# Exercise prompt
Copy out the following case description in full, word for word.

# Provided text

---

A 43-year-old woman enrolled in an FDA- and IRB-approved trial of DBS for otherwise intractable depression (Malone et al, 2009). Before surgery, lifetime cigarette consumption (average <10/day) and tobacco dependence was low (Fagerstrom Test for Nicotine Dependence=3). Bilateral DBS leads (Model 3391, Medtronic Inc.) were implanted following the trajectory of the anterior limb of the internal capsule at the level of the anterior commissure, extending into VS (on right: 0.2mm anterior to the anterior commissure, 7.5mm lateral, and -1.8mm below the AC-PC plane; on left: 0.1, 8.9, and -1.9mm, respectively). Before DBS, depression remained severe despite aggressive conventional treatments (Montgomery-Åsberg Depression Rating Scale (MADRS=33). After left unilateral VC/VS DBS she sustained remission (MADRS≤7) for four years, except when stimulator batteries were depleted. Stimulation parameters: contacts 0+1-2-3+, 130Hz, pw 120 µSec, 6.0V. Concomitant medications including Valproate 1500 mg; Clonezapam 3 mg; Eszopiclone 3 mg; Oxcarbazepine 600 mg.

---

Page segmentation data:
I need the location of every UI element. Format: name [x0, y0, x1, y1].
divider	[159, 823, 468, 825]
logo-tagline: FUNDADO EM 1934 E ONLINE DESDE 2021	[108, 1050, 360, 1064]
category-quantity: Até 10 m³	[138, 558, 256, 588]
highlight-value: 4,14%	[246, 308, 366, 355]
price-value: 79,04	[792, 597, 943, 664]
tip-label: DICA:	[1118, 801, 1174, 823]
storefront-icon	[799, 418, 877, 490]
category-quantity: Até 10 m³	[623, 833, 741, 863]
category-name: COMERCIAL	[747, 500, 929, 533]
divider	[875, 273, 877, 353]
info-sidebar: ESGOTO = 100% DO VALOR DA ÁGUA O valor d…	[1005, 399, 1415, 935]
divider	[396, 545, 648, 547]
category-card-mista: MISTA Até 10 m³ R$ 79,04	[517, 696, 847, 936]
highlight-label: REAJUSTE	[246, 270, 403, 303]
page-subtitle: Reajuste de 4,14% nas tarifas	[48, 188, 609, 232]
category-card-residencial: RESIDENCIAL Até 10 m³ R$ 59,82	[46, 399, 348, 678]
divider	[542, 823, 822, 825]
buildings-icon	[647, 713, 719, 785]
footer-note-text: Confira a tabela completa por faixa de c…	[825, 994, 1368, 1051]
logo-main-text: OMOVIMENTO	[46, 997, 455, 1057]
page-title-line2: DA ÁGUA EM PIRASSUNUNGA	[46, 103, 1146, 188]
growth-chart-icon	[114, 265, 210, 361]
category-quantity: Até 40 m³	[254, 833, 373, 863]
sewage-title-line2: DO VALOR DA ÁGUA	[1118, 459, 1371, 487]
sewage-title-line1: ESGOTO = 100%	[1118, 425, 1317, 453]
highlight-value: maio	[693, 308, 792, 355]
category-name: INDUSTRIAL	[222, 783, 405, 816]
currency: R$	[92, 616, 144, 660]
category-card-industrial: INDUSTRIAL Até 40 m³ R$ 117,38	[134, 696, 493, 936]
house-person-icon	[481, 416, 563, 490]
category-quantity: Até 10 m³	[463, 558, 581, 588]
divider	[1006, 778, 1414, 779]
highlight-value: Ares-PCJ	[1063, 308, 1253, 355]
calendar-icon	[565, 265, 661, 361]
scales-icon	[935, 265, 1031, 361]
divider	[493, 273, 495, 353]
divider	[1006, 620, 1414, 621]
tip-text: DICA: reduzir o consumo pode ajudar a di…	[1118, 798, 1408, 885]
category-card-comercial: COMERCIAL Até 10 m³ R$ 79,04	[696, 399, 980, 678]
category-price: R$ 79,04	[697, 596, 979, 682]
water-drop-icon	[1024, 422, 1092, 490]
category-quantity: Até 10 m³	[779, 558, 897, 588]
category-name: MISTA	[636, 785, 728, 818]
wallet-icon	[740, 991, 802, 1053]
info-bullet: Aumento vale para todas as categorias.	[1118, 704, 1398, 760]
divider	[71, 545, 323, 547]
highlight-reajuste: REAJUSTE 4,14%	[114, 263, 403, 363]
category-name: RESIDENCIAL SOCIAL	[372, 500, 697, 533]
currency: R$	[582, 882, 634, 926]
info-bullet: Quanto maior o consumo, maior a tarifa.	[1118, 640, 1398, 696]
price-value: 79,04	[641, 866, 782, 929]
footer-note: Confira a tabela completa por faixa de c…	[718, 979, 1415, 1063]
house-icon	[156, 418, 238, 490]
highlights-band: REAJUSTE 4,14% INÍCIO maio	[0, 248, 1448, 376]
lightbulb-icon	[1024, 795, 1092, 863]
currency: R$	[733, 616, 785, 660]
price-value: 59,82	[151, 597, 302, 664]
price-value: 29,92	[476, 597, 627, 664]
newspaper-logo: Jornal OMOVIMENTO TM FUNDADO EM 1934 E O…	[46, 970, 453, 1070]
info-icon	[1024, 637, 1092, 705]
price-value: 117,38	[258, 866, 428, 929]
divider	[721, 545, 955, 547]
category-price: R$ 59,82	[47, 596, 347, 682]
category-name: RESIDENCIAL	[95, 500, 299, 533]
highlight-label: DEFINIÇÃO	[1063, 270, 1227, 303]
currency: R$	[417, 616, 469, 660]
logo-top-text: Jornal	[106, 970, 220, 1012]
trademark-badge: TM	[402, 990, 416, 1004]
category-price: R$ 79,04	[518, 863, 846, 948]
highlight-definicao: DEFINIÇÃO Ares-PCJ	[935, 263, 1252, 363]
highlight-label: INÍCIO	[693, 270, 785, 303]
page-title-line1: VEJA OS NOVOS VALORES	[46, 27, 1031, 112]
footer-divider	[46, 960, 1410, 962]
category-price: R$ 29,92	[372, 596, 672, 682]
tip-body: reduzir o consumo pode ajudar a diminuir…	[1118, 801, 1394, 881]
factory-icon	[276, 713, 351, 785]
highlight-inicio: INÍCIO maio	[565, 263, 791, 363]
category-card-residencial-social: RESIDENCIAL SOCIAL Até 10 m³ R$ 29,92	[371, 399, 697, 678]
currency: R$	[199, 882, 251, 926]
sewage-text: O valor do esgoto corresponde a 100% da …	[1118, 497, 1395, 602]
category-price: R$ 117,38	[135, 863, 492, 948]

---

# Your solution
A 43-year-old woman enrolled in an FDA- and IRB-approved trial of DBS for otherwise intractable depression (Malone et al, 2009). Before surgery, lifetime cigarette consumption (average <10/day) and tobacco dependence was low (Fagerstrom Test for Nicotine Dependence=3). Bilateral DBS leads (Model 3391, Medtronic Inc.) were implanted following the trajectory of the anterior limb of the internal capsule at the level of the anterior commissure, extending into VS (on right: 0.2mm anterior to the anterior commissure, 7.5mm lateral, and -1.8mm below the AC-PC plane; on left: 0.1, 8.9, and -1.9mm, respectively). Before DBS, depression remained severe despite aggressive conventional treatments (Montgomery-Åsberg Depression Rating Scale (MADRS=33). After left unilateral VC/VS DBS she sustained remission (MADRS≤7) for four years, except when stimulator batteries were depleted. Stimulation parameters: contacts 0+1-2-3+, 130Hz, pw 120 µSec, 6.0V. Concomitant medications including Valproate 1500 mg; Clonezapam 3 mg; Eszopiclone 3 mg; Oxcarbazepine 600 mg.